- _Provided data_
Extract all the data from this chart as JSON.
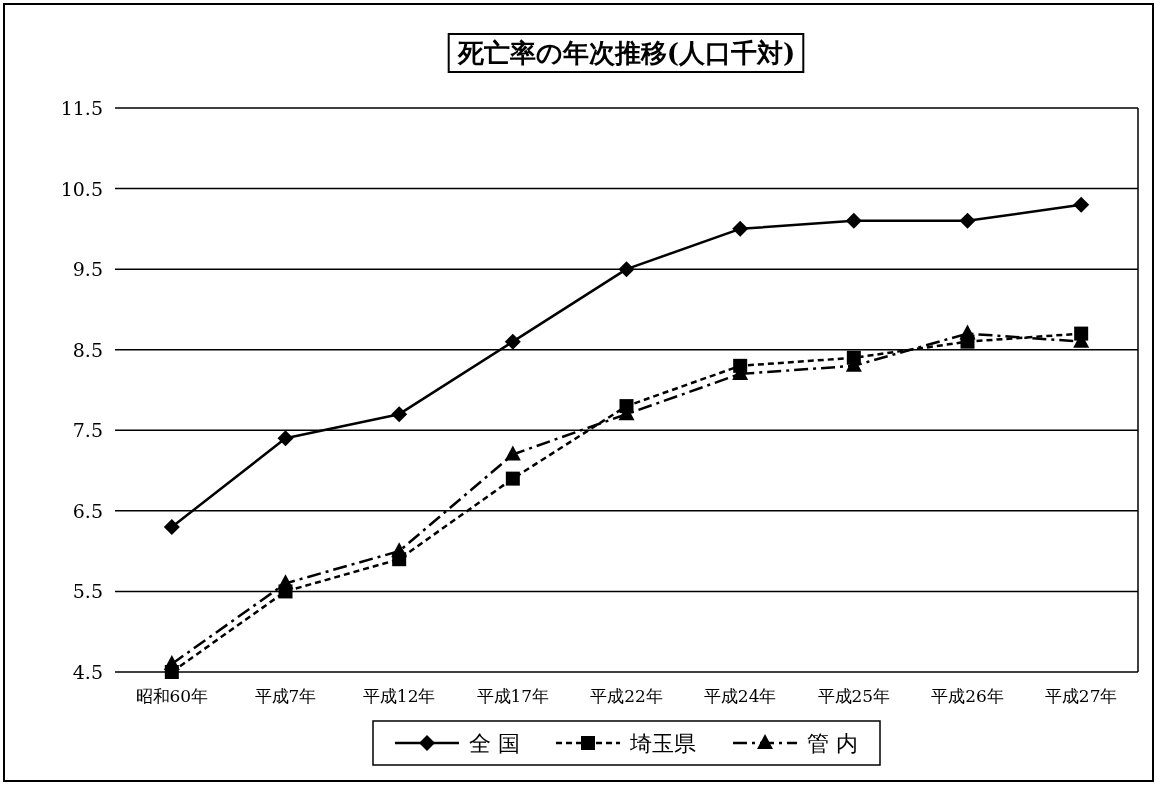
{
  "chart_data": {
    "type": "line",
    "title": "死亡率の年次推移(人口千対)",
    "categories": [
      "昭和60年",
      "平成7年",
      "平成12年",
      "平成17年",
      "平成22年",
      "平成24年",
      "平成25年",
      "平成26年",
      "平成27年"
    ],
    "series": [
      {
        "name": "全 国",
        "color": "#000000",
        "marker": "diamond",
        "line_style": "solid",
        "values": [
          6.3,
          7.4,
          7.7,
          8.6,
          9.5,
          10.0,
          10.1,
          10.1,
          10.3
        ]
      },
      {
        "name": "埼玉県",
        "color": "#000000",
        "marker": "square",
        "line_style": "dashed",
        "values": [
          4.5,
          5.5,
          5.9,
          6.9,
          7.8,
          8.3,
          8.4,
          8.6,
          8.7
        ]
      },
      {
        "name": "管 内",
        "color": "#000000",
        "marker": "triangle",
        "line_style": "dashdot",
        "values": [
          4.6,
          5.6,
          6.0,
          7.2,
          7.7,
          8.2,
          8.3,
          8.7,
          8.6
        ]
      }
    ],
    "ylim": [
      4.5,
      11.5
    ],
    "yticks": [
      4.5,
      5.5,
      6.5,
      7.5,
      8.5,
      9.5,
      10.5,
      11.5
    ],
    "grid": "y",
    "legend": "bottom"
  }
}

- _What to do_
The pictures in the entries should be left out; output everything else exactly.

- _Result of this exercise_
Extract all the data from this chart as JSON.
{
  "chart_data": {
    "type": "line",
    "title": "死亡率の年次推移(人口千対)",
    "categories": [
      "昭和60年",
      "平成7年",
      "平成12年",
      "平成17年",
      "平成22年",
      "平成24年",
      "平成25年",
      "平成26年",
      "平成27年"
    ],
    "series": [
      {
        "name": "全 国",
        "color": "#000000",
        "marker": "diamond",
        "line_style": "solid",
        "values": [
          6.3,
          7.4,
          7.7,
          8.6,
          9.5,
          10.0,
          10.1,
          10.1,
          10.3
        ]
      },
      {
        "name": "埼玉県",
        "color": "#000000",
        "marker": "square",
        "line_style": "dashed",
        "values": [
          4.5,
          5.5,
          5.9,
          6.9,
          7.8,
          8.3,
          8.4,
          8.6,
          8.7
        ]
      },
      {
        "name": "管 内",
        "color": "#000000",
        "marker": "triangle",
        "line_style": "dashdot",
        "values": [
          4.6,
          5.6,
          6.0,
          7.2,
          7.7,
          8.2,
          8.3,
          8.7,
          8.6
        ]
      }
    ],
    "ylim": [
      4.5,
      11.5
    ],
    "yticks": [
      4.5,
      5.5,
      6.5,
      7.5,
      8.5,
      9.5,
      10.5,
      11.5
    ],
    "grid": "y",
    "legend": "bottom"
  }
}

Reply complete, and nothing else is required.